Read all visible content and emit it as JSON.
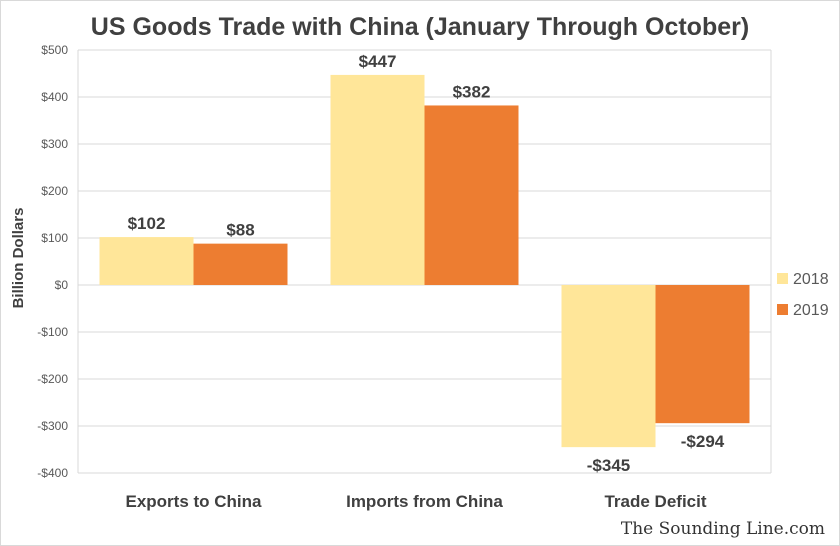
{
  "chart_data": {
    "type": "bar",
    "title": "US Goods Trade with China (January Through October)",
    "ylabel": "Billion Dollars",
    "xlabel": "",
    "categories": [
      "Exports to China",
      "Imports from China",
      "Trade Deficit"
    ],
    "series": [
      {
        "name": "2018",
        "color": "#FFE699",
        "values": [
          102,
          447,
          -345
        ],
        "labels": [
          "$102",
          "$447",
          "-$345"
        ]
      },
      {
        "name": "2019",
        "color": "#ED7D31",
        "values": [
          88,
          382,
          -294
        ],
        "labels": [
          "$88",
          "$382",
          "-$294"
        ]
      }
    ],
    "ylim": [
      -400,
      500
    ],
    "yticks": [
      500,
      400,
      300,
      200,
      100,
      0,
      -100,
      -200,
      -300,
      -400
    ],
    "ytick_labels": [
      "$500",
      "$400",
      "$300",
      "$200",
      "$100",
      "$0",
      "-$100",
      "-$200",
      "-$300",
      "-$400"
    ],
    "grid": true,
    "legend": "right"
  },
  "credit": "The Sounding Line.com"
}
•••••
[TASK DETAILS]
In the data above, tally the lines holding "China" and answer with the figure only.

[CORRECT RESULT]
3